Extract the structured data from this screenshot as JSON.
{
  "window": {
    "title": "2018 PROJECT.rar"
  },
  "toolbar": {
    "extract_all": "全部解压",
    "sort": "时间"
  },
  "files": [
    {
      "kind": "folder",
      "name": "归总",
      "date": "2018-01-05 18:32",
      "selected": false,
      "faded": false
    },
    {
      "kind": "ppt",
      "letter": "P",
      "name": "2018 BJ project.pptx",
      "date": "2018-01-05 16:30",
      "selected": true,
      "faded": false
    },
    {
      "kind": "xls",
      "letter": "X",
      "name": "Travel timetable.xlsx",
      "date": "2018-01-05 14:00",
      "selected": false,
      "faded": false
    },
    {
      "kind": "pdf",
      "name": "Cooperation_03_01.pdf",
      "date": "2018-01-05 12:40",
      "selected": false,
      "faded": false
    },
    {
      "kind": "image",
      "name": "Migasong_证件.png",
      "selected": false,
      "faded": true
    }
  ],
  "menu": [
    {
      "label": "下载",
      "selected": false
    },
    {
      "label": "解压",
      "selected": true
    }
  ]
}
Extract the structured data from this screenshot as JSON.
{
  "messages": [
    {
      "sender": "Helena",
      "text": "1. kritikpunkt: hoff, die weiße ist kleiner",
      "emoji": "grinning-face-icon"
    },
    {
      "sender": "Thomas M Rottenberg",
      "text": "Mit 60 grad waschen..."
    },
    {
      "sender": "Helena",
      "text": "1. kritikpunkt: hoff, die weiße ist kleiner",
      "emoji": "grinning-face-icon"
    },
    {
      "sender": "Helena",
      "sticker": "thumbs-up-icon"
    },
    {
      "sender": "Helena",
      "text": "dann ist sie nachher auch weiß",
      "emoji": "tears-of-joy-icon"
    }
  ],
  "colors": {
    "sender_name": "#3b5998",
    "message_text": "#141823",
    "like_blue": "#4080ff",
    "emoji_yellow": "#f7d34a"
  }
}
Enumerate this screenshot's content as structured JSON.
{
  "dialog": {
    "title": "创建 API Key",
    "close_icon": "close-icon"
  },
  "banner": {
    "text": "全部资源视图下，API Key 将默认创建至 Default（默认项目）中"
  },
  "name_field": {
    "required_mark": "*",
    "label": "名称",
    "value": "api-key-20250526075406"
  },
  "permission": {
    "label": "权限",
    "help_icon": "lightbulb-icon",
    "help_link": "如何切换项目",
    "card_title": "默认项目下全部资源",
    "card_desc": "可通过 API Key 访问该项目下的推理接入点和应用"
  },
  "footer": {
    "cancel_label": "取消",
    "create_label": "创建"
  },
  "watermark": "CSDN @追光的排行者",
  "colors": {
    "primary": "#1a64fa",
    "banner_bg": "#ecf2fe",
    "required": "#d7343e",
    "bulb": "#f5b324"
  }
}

○ ○ ○ ○

### Your objective
Repeat the entries exactly, all of them.

### Exercise solution
Extract the structured data from this screenshot as JSON.
{
  "window": {
    "title": "2018 PROJECT.rar"
  },
  "toolbar": {
    "extract_all": "全部解压",
    "sort": "时间"
  },
  "files": [
    {
      "kind": "folder",
      "name": "归总",
      "date": "2018-01-05 18:32",
      "selected": false,
      "faded": false
    },
    {
      "kind": "ppt",
      "letter": "P",
      "name": "2018 BJ project.pptx",
      "date": "2018-01-05 16:30",
      "selected": true,
      "faded": false
    },
    {
      "kind": "xls",
      "letter": "X",
      "name": "Travel timetable.xlsx",
      "date": "2018-01-05 14:00",
      "selected": false,
      "faded": false
    },
    {
      "kind": "pdf",
      "name": "Cooperation_03_01.pdf",
      "date": "2018-01-05 12:40",
      "selected": false,
      "faded": false
    },
    {
      "kind": "image",
      "name": "Migasong_证件.png",
      "selected": false,
      "faded": true
    }
  ],
  "menu": [
    {
      "label": "下载",
      "selected": false
    },
    {
      "label": "解压",
      "selected": true
    }
  ]
}
Extract the structured data from this screenshot as JSON.
{
  "messages": [
    {
      "sender": "Helena",
      "text": "1. kritikpunkt: hoff, die weiße ist kleiner",
      "emoji": "grinning-face-icon"
    },
    {
      "sender": "Thomas M Rottenberg",
      "text": "Mit 60 grad waschen..."
    },
    {
      "sender": "Helena",
      "text": "1. kritikpunkt: hoff, die weiße ist kleiner",
      "emoji": "grinning-face-icon"
    },
    {
      "sender": "Helena",
      "sticker": "thumbs-up-icon"
    },
    {
      "sender": "Helena",
      "text": "dann ist sie nachher auch weiß",
      "emoji": "tears-of-joy-icon"
    }
  ],
  "colors": {
    "sender_name": "#3b5998",
    "message_text": "#141823",
    "like_blue": "#4080ff",
    "emoji_yellow": "#f7d34a"
  }
}
Enumerate this screenshot's content as structured JSON.
{
  "dialog": {
    "title": "创建 API Key",
    "close_icon": "close-icon"
  },
  "banner": {
    "text": "全部资源视图下，API Key 将默认创建至 Default（默认项目）中"
  },
  "name_field": {
    "required_mark": "*",
    "label": "名称",
    "value": "api-key-20250526075406"
  },
  "permission": {
    "label": "权限",
    "help_icon": "lightbulb-icon",
    "help_link": "如何切换项目",
    "card_title": "默认项目下全部资源",
    "card_desc": "可通过 API Key 访问该项目下的推理接入点和应用"
  },
  "footer": {
    "cancel_label": "取消",
    "create_label": "创建"
  },
  "watermark": "CSDN @追光的排行者",
  "colors": {
    "primary": "#1a64fa",
    "banner_bg": "#ecf2fe",
    "required": "#d7343e",
    "bulb": "#f5b324"
  }
}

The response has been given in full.